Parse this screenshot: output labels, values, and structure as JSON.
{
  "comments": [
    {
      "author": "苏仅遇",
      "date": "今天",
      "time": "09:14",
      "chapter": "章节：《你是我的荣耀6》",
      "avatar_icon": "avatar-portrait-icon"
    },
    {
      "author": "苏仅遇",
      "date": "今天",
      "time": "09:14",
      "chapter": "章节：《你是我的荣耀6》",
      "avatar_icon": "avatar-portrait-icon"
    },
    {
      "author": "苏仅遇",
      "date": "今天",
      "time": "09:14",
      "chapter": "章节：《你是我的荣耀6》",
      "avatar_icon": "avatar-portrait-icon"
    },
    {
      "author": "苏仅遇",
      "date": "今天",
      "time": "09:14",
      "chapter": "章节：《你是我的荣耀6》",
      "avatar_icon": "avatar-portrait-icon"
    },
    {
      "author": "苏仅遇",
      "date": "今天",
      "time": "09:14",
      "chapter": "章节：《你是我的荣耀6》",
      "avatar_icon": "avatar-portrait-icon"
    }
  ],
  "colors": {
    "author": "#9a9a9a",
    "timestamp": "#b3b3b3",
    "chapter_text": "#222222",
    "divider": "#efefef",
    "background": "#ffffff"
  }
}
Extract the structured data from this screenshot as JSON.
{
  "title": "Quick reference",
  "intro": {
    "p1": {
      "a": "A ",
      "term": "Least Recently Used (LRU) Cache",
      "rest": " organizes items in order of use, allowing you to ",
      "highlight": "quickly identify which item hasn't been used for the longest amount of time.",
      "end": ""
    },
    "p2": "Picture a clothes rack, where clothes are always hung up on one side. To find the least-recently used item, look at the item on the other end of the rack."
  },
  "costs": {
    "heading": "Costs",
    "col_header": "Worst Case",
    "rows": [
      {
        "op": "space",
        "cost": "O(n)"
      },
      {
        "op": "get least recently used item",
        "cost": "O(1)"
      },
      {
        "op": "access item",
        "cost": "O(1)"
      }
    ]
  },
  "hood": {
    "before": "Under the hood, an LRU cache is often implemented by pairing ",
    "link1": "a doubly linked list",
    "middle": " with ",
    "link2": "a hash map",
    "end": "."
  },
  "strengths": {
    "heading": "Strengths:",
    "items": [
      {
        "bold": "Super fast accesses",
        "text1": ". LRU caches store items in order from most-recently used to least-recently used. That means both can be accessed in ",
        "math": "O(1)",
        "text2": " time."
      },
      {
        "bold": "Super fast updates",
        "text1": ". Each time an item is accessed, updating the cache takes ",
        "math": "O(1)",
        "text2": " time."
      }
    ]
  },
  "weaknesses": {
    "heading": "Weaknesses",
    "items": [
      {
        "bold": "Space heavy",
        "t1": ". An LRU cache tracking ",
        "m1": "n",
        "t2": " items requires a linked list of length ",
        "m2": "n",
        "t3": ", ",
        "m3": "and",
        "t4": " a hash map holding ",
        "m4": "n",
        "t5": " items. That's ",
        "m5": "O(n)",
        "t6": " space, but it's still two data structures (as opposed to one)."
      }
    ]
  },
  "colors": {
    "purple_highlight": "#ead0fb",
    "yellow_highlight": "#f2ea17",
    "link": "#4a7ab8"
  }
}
══════
- TASK GOAL
Repeat the data verbatim.

- EXERCISE SOLUTION
Parse this screenshot: output labels, values, and structure as JSON.
{
  "comments": [
    {
      "author": "苏仅遇",
      "date": "今天",
      "time": "09:14",
      "chapter": "章节：《你是我的荣耀6》",
      "avatar_icon": "avatar-portrait-icon"
    },
    {
      "author": "苏仅遇",
      "date": "今天",
      "time": "09:14",
      "chapter": "章节：《你是我的荣耀6》",
      "avatar_icon": "avatar-portrait-icon"
    },
    {
      "author": "苏仅遇",
      "date": "今天",
      "time": "09:14",
      "chapter": "章节：《你是我的荣耀6》",
      "avatar_icon": "avatar-portrait-icon"
    },
    {
      "author": "苏仅遇",
      "date": "今天",
      "time": "09:14",
      "chapter": "章节：《你是我的荣耀6》",
      "avatar_icon": "avatar-portrait-icon"
    },
    {
      "author": "苏仅遇",
      "date": "今天",
      "time": "09:14",
      "chapter": "章节：《你是我的荣耀6》",
      "avatar_icon": "avatar-portrait-icon"
    }
  ],
  "colors": {
    "author": "#9a9a9a",
    "timestamp": "#b3b3b3",
    "chapter_text": "#222222",
    "divider": "#efefef",
    "background": "#ffffff"
  }
}
Extract the structured data from this screenshot as JSON.
{
  "title": "Quick reference",
  "intro": {
    "p1": {
      "a": "A ",
      "term": "Least Recently Used (LRU) Cache",
      "rest": " organizes items in order of use, allowing you to ",
      "highlight": "quickly identify which item hasn't been used for the longest amount of time.",
      "end": ""
    },
    "p2": "Picture a clothes rack, where clothes are always hung up on one side. To find the least-recently used item, look at the item on the other end of the rack."
  },
  "costs": {
    "heading": "Costs",
    "col_header": "Worst Case",
    "rows": [
      {
        "op": "space",
        "cost": "O(n)"
      },
      {
        "op": "get least recently used item",
        "cost": "O(1)"
      },
      {
        "op": "access item",
        "cost": "O(1)"
      }
    ]
  },
  "hood": {
    "before": "Under the hood, an LRU cache is often implemented by pairing ",
    "link1": "a doubly linked list",
    "middle": " with ",
    "link2": "a hash map",
    "end": "."
  },
  "strengths": {
    "heading": "Strengths:",
    "items": [
      {
        "bold": "Super fast accesses",
        "text1": ". LRU caches store items in order from most-recently used to least-recently used. That means both can be accessed in ",
        "math": "O(1)",
        "text2": " time."
      },
      {
        "bold": "Super fast updates",
        "text1": ". Each time an item is accessed, updating the cache takes ",
        "math": "O(1)",
        "text2": " time."
      }
    ]
  },
  "weaknesses": {
    "heading": "Weaknesses",
    "items": [
      {
        "bold": "Space heavy",
        "t1": ". An LRU cache tracking ",
        "m1": "n",
        "t2": " items requires a linked list of length ",
        "m2": "n",
        "t3": ", ",
        "m3": "and",
        "t4": " a hash map holding ",
        "m4": "n",
        "t5": " items. That's ",
        "m5": "O(n)",
        "t6": " space, but it's still two data structures (as opposed to one)."
      }
    ]
  },
  "colors": {
    "purple_highlight": "#ead0fb",
    "yellow_highlight": "#f2ea17",
    "link": "#4a7ab8"
  }
}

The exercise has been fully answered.